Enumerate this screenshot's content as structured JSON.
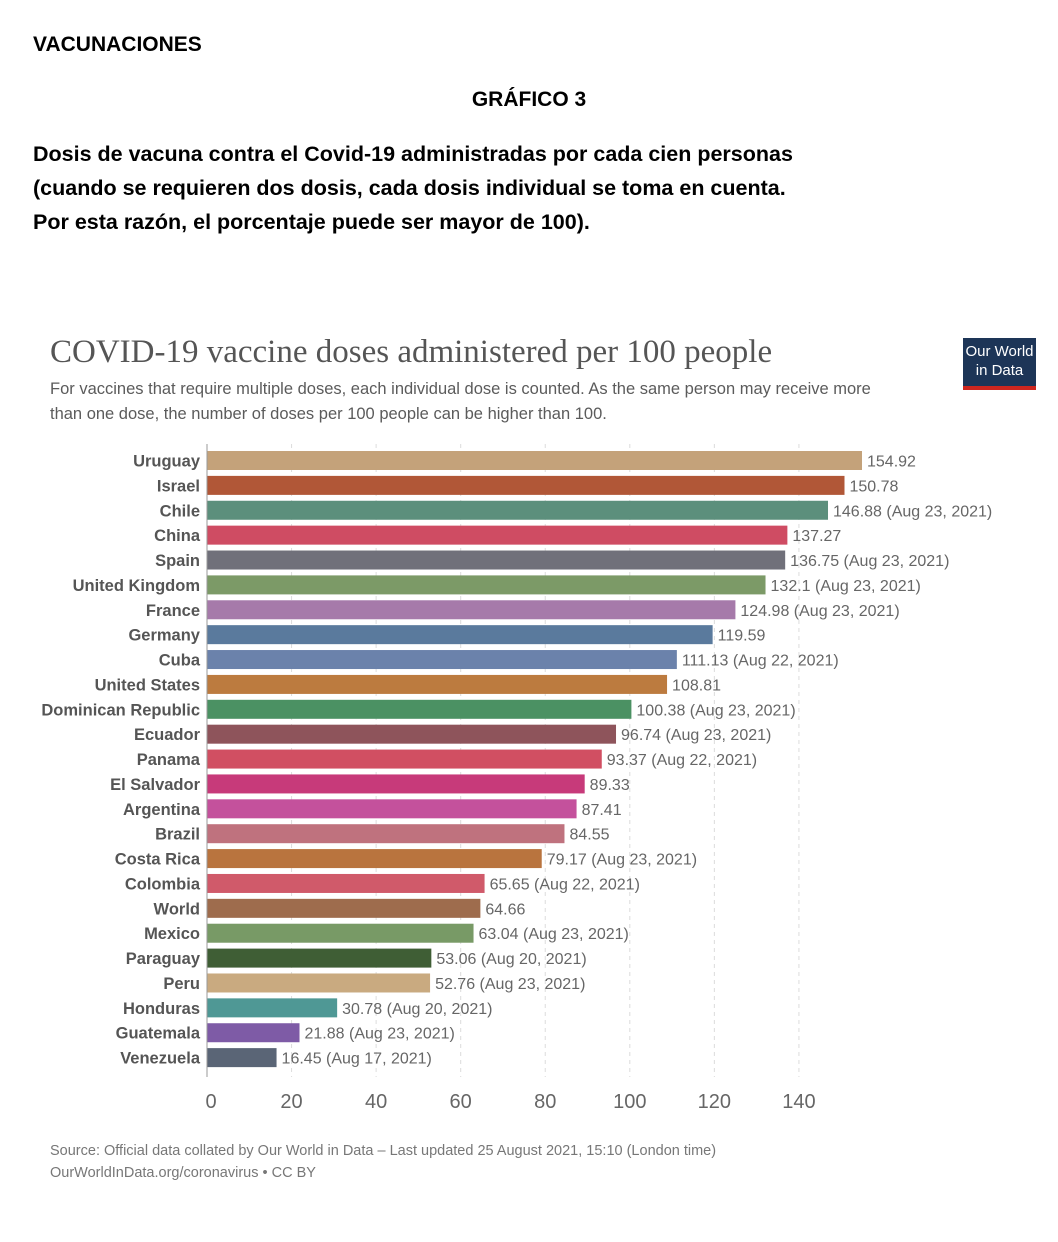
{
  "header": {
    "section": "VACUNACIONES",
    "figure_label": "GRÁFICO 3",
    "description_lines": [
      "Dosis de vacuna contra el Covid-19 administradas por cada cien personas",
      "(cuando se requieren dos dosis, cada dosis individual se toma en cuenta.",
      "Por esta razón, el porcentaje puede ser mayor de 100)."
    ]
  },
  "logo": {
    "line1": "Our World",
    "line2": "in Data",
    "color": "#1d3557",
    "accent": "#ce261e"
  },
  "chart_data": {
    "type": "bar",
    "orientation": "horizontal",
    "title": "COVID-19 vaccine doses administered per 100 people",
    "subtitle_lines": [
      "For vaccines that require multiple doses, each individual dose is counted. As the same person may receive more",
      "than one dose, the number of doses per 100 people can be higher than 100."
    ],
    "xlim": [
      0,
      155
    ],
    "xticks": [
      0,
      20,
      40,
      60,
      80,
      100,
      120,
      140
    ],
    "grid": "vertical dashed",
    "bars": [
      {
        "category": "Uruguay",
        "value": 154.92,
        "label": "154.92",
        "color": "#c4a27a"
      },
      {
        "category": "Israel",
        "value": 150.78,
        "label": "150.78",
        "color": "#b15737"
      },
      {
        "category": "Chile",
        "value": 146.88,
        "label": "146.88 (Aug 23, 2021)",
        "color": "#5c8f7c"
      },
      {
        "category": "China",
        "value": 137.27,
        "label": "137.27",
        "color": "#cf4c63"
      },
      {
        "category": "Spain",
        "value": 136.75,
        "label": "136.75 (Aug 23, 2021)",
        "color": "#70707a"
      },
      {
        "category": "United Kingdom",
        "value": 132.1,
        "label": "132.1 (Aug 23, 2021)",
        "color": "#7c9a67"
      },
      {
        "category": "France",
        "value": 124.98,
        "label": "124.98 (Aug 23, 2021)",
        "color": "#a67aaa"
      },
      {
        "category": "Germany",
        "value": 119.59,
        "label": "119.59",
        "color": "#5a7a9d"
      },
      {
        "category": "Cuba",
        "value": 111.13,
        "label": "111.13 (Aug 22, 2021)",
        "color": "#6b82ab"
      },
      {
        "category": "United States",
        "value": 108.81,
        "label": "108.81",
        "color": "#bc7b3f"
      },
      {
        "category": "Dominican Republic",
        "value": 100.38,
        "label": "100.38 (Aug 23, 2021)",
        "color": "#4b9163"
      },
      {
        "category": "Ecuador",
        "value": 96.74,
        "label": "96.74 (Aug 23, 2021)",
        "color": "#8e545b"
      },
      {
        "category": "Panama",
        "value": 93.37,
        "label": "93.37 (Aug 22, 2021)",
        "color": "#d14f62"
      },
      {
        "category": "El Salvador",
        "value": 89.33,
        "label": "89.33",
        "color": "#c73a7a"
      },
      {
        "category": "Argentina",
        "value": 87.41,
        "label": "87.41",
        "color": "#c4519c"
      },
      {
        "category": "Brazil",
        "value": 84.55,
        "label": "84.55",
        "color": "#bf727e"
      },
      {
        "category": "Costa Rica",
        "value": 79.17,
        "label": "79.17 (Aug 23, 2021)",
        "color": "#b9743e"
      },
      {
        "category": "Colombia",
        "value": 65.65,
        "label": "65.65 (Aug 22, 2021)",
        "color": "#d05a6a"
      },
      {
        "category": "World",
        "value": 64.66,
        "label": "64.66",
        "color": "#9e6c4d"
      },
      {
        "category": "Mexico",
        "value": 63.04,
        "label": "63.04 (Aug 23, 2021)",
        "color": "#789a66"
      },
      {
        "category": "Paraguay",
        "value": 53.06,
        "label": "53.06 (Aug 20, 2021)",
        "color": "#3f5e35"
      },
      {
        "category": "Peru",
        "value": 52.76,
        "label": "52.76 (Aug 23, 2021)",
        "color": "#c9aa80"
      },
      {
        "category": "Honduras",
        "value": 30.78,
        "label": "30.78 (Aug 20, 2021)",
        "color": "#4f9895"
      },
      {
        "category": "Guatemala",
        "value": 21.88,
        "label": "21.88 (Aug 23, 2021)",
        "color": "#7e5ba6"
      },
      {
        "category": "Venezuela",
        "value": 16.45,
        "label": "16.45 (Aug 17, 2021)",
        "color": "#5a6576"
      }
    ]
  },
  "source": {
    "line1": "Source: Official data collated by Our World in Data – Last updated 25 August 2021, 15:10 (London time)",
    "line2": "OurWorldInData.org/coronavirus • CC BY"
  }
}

....

* _Task_
Would you please copy every line from the listing above that contains the word "doses"?

* _Output below_
    "title": "COVID-19 vaccine doses administered per 100 people",
      "For vaccines that require multiple doses, each individual dose is counted. As the same person may receive more",
      "than one dose, the number of doses per 100 people can be higher than 100."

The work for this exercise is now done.